• _OBJECTIVE_: Repeat the data word for word. Do not include the pictures.

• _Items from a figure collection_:
+ + + +

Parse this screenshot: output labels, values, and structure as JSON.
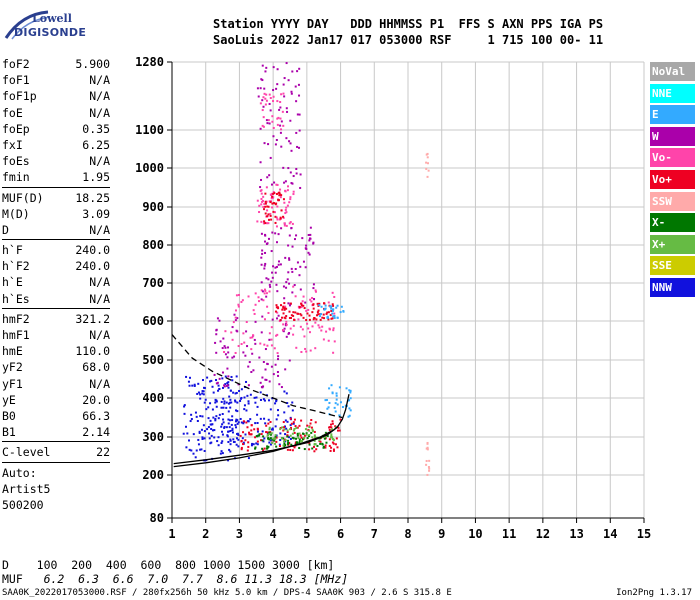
{
  "logo": {
    "line1": "Lowell",
    "line2": "DIGISONDE"
  },
  "header": {
    "line1": "Station YYYY DAY   DDD HHMMSS P1  FFS S AXN PPS IGA PS",
    "line2": "SaoLuis 2022 Jan17 017 053000 RSF     1 715 100 00- 11"
  },
  "params_group1": [
    {
      "key": "foF2",
      "value": "5.900"
    },
    {
      "key": "foF1",
      "value": "N/A"
    },
    {
      "key": "foF1p",
      "value": "N/A"
    },
    {
      "key": "foE",
      "value": "N/A"
    },
    {
      "key": "foEp",
      "value": "0.35"
    },
    {
      "key": "fxI",
      "value": "6.25"
    },
    {
      "key": "foEs",
      "value": "N/A"
    },
    {
      "key": "fmin",
      "value": "1.95"
    }
  ],
  "params_group2": [
    {
      "key": "MUF(D)",
      "value": "18.25"
    },
    {
      "key": "M(D)",
      "value": "3.09"
    },
    {
      "key": "D",
      "value": "N/A"
    }
  ],
  "params_group3": [
    {
      "key": "h`F",
      "value": "240.0"
    },
    {
      "key": "h`F2",
      "value": "240.0"
    },
    {
      "key": "h`E",
      "value": "N/A"
    },
    {
      "key": "h`Es",
      "value": "N/A"
    }
  ],
  "params_group4": [
    {
      "key": "hmF2",
      "value": "321.2"
    },
    {
      "key": "hmF1",
      "value": "N/A"
    },
    {
      "key": "hmE",
      "value": "110.0"
    },
    {
      "key": "yF2",
      "value": "68.0"
    },
    {
      "key": "yF1",
      "value": "N/A"
    },
    {
      "key": "yE",
      "value": "20.0"
    },
    {
      "key": "B0",
      "value": "66.3"
    },
    {
      "key": "B1",
      "value": "2.14"
    }
  ],
  "params_group5": [
    {
      "key": "C-level",
      "value": "22"
    }
  ],
  "auto_lines": [
    "Auto:",
    "Artist5",
    "500200"
  ],
  "legend": [
    {
      "label": "NoVal",
      "color": "#a8a8a8"
    },
    {
      "label": "NNE",
      "color": "#00ffff"
    },
    {
      "label": "E",
      "color": "#33aaff"
    },
    {
      "label": "W",
      "color": "#aa00aa"
    },
    {
      "label": "Vo-",
      "color": "#ff44aa"
    },
    {
      "label": "Vo+",
      "color": "#ee0022"
    },
    {
      "label": "SSW",
      "color": "#ffaaaa"
    },
    {
      "label": "X-",
      "color": "#007700"
    },
    {
      "label": "X+",
      "color": "#66bb44"
    },
    {
      "label": "SSE",
      "color": "#cccc00"
    },
    {
      "label": "NNW",
      "color": "#1111dd"
    }
  ],
  "muf_table": {
    "d_label": "D",
    "d_values": "100  200  400  600  800 1000 1500 3000 [km]",
    "muf_label": "MUF",
    "muf_values": "6.2  6.3  6.6  7.0  7.7  8.6 11.3 18.3 [MHz]"
  },
  "footer": {
    "left": "SAA0K_2022017053000.RSF / 280fx256h 50 kHz 5.0 km / DPS-4 SAA0K 903 / 2.6 S 315.8 E",
    "right": "Ion2Png 1.3.17"
  },
  "chart_data": {
    "type": "scatter",
    "title": "",
    "xlabel": "",
    "ylabel": "",
    "xlim": [
      1,
      15
    ],
    "ylim": [
      80,
      1280
    ],
    "xticks": [
      1,
      2,
      3,
      4,
      5,
      6,
      7,
      8,
      9,
      10,
      11,
      12,
      13,
      14,
      15
    ],
    "yticks": [
      80,
      200,
      300,
      400,
      500,
      600,
      700,
      800,
      900,
      1000,
      1100,
      1280
    ],
    "ytick_labels": [
      "80",
      "200",
      "300",
      "400",
      "500",
      "600",
      "700",
      "800",
      "900",
      "1000",
      "1100",
      "1280"
    ],
    "y_scale_note": "log-like height axis",
    "grid": true,
    "traces": [
      {
        "name": "profile_curve",
        "color": "#000000",
        "style": "solid",
        "x": [
          1.05,
          2.0,
          3.0,
          4.0,
          5.0,
          5.6,
          5.9,
          6.05,
          6.15,
          6.25
        ],
        "y": [
          230,
          240,
          252,
          265,
          285,
          305,
          325,
          345,
          370,
          410
        ]
      },
      {
        "name": "topside_lower",
        "color": "#000000",
        "style": "solid",
        "x": [
          1.05,
          2.0,
          3.0,
          4.0,
          4.8,
          5.4,
          5.8,
          5.95
        ],
        "y": [
          222,
          232,
          245,
          262,
          282,
          300,
          318,
          330
        ]
      },
      {
        "name": "extrapolated",
        "color": "#000000",
        "style": "dashed",
        "x": [
          1.0,
          1.6,
          2.2,
          2.8,
          3.4,
          4.0,
          4.6,
          5.2,
          5.8,
          6.05
        ],
        "y": [
          565,
          505,
          470,
          445,
          420,
          400,
          380,
          368,
          355,
          350
        ]
      }
    ],
    "clusters": [
      {
        "color": "#1111dd",
        "x": [
          1.3,
          3.3
        ],
        "y": [
          240,
          460
        ],
        "n": 160
      },
      {
        "color": "#1111dd",
        "x": [
          1.9,
          4.6
        ],
        "y": [
          280,
          420
        ],
        "n": 130
      },
      {
        "color": "#ee0022",
        "x": [
          3.0,
          6.0
        ],
        "y": [
          265,
          350
        ],
        "n": 120
      },
      {
        "color": "#007700",
        "x": [
          3.4,
          5.6
        ],
        "y": [
          270,
          315
        ],
        "n": 70
      },
      {
        "color": "#66bb44",
        "x": [
          3.8,
          5.9
        ],
        "y": [
          280,
          330
        ],
        "n": 60
      },
      {
        "color": "#33aaff",
        "x": [
          5.5,
          6.3
        ],
        "y": [
          350,
          440
        ],
        "n": 35
      },
      {
        "color": "#aa00aa",
        "x": [
          2.2,
          4.5
        ],
        "y": [
          430,
          620
        ],
        "n": 90
      },
      {
        "color": "#ff44aa",
        "x": [
          2.5,
          5.8
        ],
        "y": [
          520,
          700
        ],
        "n": 110
      },
      {
        "color": "#ee0022",
        "x": [
          4.0,
          5.8
        ],
        "y": [
          605,
          650
        ],
        "n": 80
      },
      {
        "color": "#33aaff",
        "x": [
          5.3,
          6.1
        ],
        "y": [
          610,
          645
        ],
        "n": 30
      },
      {
        "color": "#aa00aa",
        "x": [
          3.6,
          5.2
        ],
        "y": [
          640,
          860
        ],
        "n": 90
      },
      {
        "color": "#ff44aa",
        "x": [
          3.5,
          4.6
        ],
        "y": [
          850,
          960
        ],
        "n": 70
      },
      {
        "color": "#ee0022",
        "x": [
          3.7,
          4.3
        ],
        "y": [
          860,
          940
        ],
        "n": 40
      },
      {
        "color": "#aa00aa",
        "x": [
          3.5,
          4.8
        ],
        "y": [
          950,
          1280
        ],
        "n": 80
      },
      {
        "color": "#ff44aa",
        "x": [
          3.6,
          4.3
        ],
        "y": [
          1100,
          1200
        ],
        "n": 30
      },
      {
        "color": "#ffaaaa",
        "x": [
          8.5,
          8.6
        ],
        "y": [
          960,
          1040
        ],
        "n": 8
      },
      {
        "color": "#ffaaaa",
        "x": [
          8.5,
          8.6
        ],
        "y": [
          190,
          290
        ],
        "n": 12
      }
    ]
  }
}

+ + + +

• _TASK OUTPUT_:
Parse this screenshot: output labels, values, and structure as JSON.
{
  "logo": {
    "line1": "Lowell",
    "line2": "DIGISONDE"
  },
  "header": {
    "line1": "Station YYYY DAY   DDD HHMMSS P1  FFS S AXN PPS IGA PS",
    "line2": "SaoLuis 2022 Jan17 017 053000 RSF     1 715 100 00- 11"
  },
  "params_group1": [
    {
      "key": "foF2",
      "value": "5.900"
    },
    {
      "key": "foF1",
      "value": "N/A"
    },
    {
      "key": "foF1p",
      "value": "N/A"
    },
    {
      "key": "foE",
      "value": "N/A"
    },
    {
      "key": "foEp",
      "value": "0.35"
    },
    {
      "key": "fxI",
      "value": "6.25"
    },
    {
      "key": "foEs",
      "value": "N/A"
    },
    {
      "key": "fmin",
      "value": "1.95"
    }
  ],
  "params_group2": [
    {
      "key": "MUF(D)",
      "value": "18.25"
    },
    {
      "key": "M(D)",
      "value": "3.09"
    },
    {
      "key": "D",
      "value": "N/A"
    }
  ],
  "params_group3": [
    {
      "key": "h`F",
      "value": "240.0"
    },
    {
      "key": "h`F2",
      "value": "240.0"
    },
    {
      "key": "h`E",
      "value": "N/A"
    },
    {
      "key": "h`Es",
      "value": "N/A"
    }
  ],
  "params_group4": [
    {
      "key": "hmF2",
      "value": "321.2"
    },
    {
      "key": "hmF1",
      "value": "N/A"
    },
    {
      "key": "hmE",
      "value": "110.0"
    },
    {
      "key": "yF2",
      "value": "68.0"
    },
    {
      "key": "yF1",
      "value": "N/A"
    },
    {
      "key": "yE",
      "value": "20.0"
    },
    {
      "key": "B0",
      "value": "66.3"
    },
    {
      "key": "B1",
      "value": "2.14"
    }
  ],
  "params_group5": [
    {
      "key": "C-level",
      "value": "22"
    }
  ],
  "auto_lines": [
    "Auto:",
    "Artist5",
    "500200"
  ],
  "legend": [
    {
      "label": "NoVal",
      "color": "#a8a8a8"
    },
    {
      "label": "NNE",
      "color": "#00ffff"
    },
    {
      "label": "E",
      "color": "#33aaff"
    },
    {
      "label": "W",
      "color": "#aa00aa"
    },
    {
      "label": "Vo-",
      "color": "#ff44aa"
    },
    {
      "label": "Vo+",
      "color": "#ee0022"
    },
    {
      "label": "SSW",
      "color": "#ffaaaa"
    },
    {
      "label": "X-",
      "color": "#007700"
    },
    {
      "label": "X+",
      "color": "#66bb44"
    },
    {
      "label": "SSE",
      "color": "#cccc00"
    },
    {
      "label": "NNW",
      "color": "#1111dd"
    }
  ],
  "muf_table": {
    "d_label": "D",
    "d_values": "100  200  400  600  800 1000 1500 3000 [km]",
    "muf_label": "MUF",
    "muf_values": "6.2  6.3  6.6  7.0  7.7  8.6 11.3 18.3 [MHz]"
  },
  "footer": {
    "left": "SAA0K_2022017053000.RSF / 280fx256h 50 kHz 5.0 km / DPS-4 SAA0K 903 / 2.6 S 315.8 E",
    "right": "Ion2Png 1.3.17"
  },
  "chart_data": {
    "type": "scatter",
    "title": "",
    "xlabel": "",
    "ylabel": "",
    "xlim": [
      1,
      15
    ],
    "ylim": [
      80,
      1280
    ],
    "xticks": [
      1,
      2,
      3,
      4,
      5,
      6,
      7,
      8,
      9,
      10,
      11,
      12,
      13,
      14,
      15
    ],
    "yticks": [
      80,
      200,
      300,
      400,
      500,
      600,
      700,
      800,
      900,
      1000,
      1100,
      1280
    ],
    "ytick_labels": [
      "80",
      "200",
      "300",
      "400",
      "500",
      "600",
      "700",
      "800",
      "900",
      "1000",
      "1100",
      "1280"
    ],
    "y_scale_note": "log-like height axis",
    "grid": true,
    "traces": [
      {
        "name": "profile_curve",
        "color": "#000000",
        "style": "solid",
        "x": [
          1.05,
          2.0,
          3.0,
          4.0,
          5.0,
          5.6,
          5.9,
          6.05,
          6.15,
          6.25
        ],
        "y": [
          230,
          240,
          252,
          265,
          285,
          305,
          325,
          345,
          370,
          410
        ]
      },
      {
        "name": "topside_lower",
        "color": "#000000",
        "style": "solid",
        "x": [
          1.05,
          2.0,
          3.0,
          4.0,
          4.8,
          5.4,
          5.8,
          5.95
        ],
        "y": [
          222,
          232,
          245,
          262,
          282,
          300,
          318,
          330
        ]
      },
      {
        "name": "extrapolated",
        "color": "#000000",
        "style": "dashed",
        "x": [
          1.0,
          1.6,
          2.2,
          2.8,
          3.4,
          4.0,
          4.6,
          5.2,
          5.8,
          6.05
        ],
        "y": [
          565,
          505,
          470,
          445,
          420,
          400,
          380,
          368,
          355,
          350
        ]
      }
    ],
    "clusters": [
      {
        "color": "#1111dd",
        "x": [
          1.3,
          3.3
        ],
        "y": [
          240,
          460
        ],
        "n": 160
      },
      {
        "color": "#1111dd",
        "x": [
          1.9,
          4.6
        ],
        "y": [
          280,
          420
        ],
        "n": 130
      },
      {
        "color": "#ee0022",
        "x": [
          3.0,
          6.0
        ],
        "y": [
          265,
          350
        ],
        "n": 120
      },
      {
        "color": "#007700",
        "x": [
          3.4,
          5.6
        ],
        "y": [
          270,
          315
        ],
        "n": 70
      },
      {
        "color": "#66bb44",
        "x": [
          3.8,
          5.9
        ],
        "y": [
          280,
          330
        ],
        "n": 60
      },
      {
        "color": "#33aaff",
        "x": [
          5.5,
          6.3
        ],
        "y": [
          350,
          440
        ],
        "n": 35
      },
      {
        "color": "#aa00aa",
        "x": [
          2.2,
          4.5
        ],
        "y": [
          430,
          620
        ],
        "n": 90
      },
      {
        "color": "#ff44aa",
        "x": [
          2.5,
          5.8
        ],
        "y": [
          520,
          700
        ],
        "n": 110
      },
      {
        "color": "#ee0022",
        "x": [
          4.0,
          5.8
        ],
        "y": [
          605,
          650
        ],
        "n": 80
      },
      {
        "color": "#33aaff",
        "x": [
          5.3,
          6.1
        ],
        "y": [
          610,
          645
        ],
        "n": 30
      },
      {
        "color": "#aa00aa",
        "x": [
          3.6,
          5.2
        ],
        "y": [
          640,
          860
        ],
        "n": 90
      },
      {
        "color": "#ff44aa",
        "x": [
          3.5,
          4.6
        ],
        "y": [
          850,
          960
        ],
        "n": 70
      },
      {
        "color": "#ee0022",
        "x": [
          3.7,
          4.3
        ],
        "y": [
          860,
          940
        ],
        "n": 40
      },
      {
        "color": "#aa00aa",
        "x": [
          3.5,
          4.8
        ],
        "y": [
          950,
          1280
        ],
        "n": 80
      },
      {
        "color": "#ff44aa",
        "x": [
          3.6,
          4.3
        ],
        "y": [
          1100,
          1200
        ],
        "n": 30
      },
      {
        "color": "#ffaaaa",
        "x": [
          8.5,
          8.6
        ],
        "y": [
          960,
          1040
        ],
        "n": 8
      },
      {
        "color": "#ffaaaa",
        "x": [
          8.5,
          8.6
        ],
        "y": [
          190,
          290
        ],
        "n": 12
      }
    ]
  }
}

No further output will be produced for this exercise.